> **DIRECTIVE**
Would you transcribe all of the data exactly, down to the last character?
————————
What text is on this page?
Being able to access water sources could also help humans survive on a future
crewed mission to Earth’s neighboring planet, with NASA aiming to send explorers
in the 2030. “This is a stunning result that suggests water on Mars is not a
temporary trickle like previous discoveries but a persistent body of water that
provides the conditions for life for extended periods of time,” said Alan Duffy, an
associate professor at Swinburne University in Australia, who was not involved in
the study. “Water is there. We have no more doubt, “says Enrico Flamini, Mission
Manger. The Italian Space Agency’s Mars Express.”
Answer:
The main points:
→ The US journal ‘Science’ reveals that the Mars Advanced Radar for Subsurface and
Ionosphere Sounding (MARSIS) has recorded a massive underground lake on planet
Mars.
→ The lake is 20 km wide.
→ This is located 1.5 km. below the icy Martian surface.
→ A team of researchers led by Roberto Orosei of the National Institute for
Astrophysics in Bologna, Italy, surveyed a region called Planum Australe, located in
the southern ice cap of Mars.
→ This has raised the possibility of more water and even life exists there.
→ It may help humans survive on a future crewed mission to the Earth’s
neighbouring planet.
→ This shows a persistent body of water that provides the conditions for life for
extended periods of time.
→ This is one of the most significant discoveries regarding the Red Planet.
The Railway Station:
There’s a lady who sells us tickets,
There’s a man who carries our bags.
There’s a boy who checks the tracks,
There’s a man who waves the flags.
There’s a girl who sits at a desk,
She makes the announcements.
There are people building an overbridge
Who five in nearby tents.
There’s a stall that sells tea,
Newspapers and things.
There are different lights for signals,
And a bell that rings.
————————
> **OUTPUT FOR THIS TASK**
What text is on this page?
Being able to access water sources could also help humans survive on a future
crewed mission to Earth’s neighboring planet, with NASA aiming to send explorers
in the 2030. “This is a stunning result that suggests water on Mars is not a
temporary trickle like previous discoveries but a persistent body of water that
provides the conditions for life for extended periods of time,” said Alan Duffy, an
associate professor at Swinburne University in Australia, who was not involved in
the study. “Water is there. We have no more doubt, “says Enrico Flamini, Mission
Manger. The Italian Space Agency’s Mars Express.”
Answer:
The main points:
→ The US journal ‘Science’ reveals that the Mars Advanced Radar for Subsurface and
Ionosphere Sounding (MARSIS) has recorded a massive underground lake on planet
Mars.
→ The lake is 20 km wide.
→ This is located 1.5 km. below the icy Martian surface.
→ A team of researchers led by Roberto Orosei of the National Institute for
Astrophysics in Bologna, Italy, surveyed a region called Planum Australe, located in
the southern ice cap of Mars.
→ This has raised the possibility of more water and even life exists there.
→ It may help humans survive on a future crewed mission to the Earth’s
neighbouring planet.
→ This shows a persistent body of water that provides the conditions for life for
extended periods of time.
→ This is one of the most significant discoveries regarding the Red Planet.
The Railway Station:
There’s a lady who sells us tickets,
There’s a man who carries our bags.
There’s a boy who checks the tracks,
There’s a man who waves the flags.
There’s a girl who sits at a desk,
She makes the announcements.
There are people building an overbridge
Who five in nearby tents.
There’s a stall that sells tea,
Newspapers and things.
There are different lights for signals,
And a bell that rings.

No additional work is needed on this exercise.